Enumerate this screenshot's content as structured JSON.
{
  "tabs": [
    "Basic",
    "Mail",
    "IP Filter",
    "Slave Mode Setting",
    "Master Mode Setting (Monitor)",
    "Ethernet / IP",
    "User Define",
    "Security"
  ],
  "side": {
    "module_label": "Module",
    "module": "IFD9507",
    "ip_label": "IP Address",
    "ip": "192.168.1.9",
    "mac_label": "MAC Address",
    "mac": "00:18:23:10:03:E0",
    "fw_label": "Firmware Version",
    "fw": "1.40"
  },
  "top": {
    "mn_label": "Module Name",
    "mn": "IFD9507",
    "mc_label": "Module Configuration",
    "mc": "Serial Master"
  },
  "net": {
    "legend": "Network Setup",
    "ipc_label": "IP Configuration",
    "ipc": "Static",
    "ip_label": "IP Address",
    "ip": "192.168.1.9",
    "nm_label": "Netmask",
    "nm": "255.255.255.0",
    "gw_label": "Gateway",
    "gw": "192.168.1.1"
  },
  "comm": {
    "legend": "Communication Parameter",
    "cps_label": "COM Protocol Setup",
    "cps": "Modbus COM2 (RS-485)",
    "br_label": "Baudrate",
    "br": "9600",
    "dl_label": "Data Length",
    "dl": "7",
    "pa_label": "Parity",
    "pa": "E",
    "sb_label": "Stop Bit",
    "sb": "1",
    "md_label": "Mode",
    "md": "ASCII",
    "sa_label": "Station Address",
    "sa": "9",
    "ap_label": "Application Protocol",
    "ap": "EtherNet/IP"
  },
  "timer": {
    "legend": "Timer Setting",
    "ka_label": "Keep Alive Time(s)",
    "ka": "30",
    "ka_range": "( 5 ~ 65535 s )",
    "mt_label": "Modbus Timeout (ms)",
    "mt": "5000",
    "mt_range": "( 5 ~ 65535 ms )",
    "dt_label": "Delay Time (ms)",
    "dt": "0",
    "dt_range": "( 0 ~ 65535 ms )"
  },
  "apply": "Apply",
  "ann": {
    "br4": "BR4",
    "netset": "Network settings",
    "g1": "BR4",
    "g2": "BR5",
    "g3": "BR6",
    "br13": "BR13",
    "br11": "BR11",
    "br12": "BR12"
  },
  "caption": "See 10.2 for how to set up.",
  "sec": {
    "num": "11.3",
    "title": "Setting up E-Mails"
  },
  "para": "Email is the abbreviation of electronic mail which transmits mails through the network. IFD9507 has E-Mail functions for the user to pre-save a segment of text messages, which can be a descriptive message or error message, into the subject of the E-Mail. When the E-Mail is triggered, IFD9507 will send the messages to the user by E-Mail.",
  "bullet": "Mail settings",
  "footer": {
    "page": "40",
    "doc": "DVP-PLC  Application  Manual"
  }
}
* * * * *
## [WHAT YOU SHOULD DO]
Gather and copy every line of the data in which the string "Address" is found.

## [EXERCISE ANSWER]
    "ip_label": "IP Address",
    "mac_label": "MAC Address",
    "ip_label": "IP Address",
    "sa_label": "Station Address",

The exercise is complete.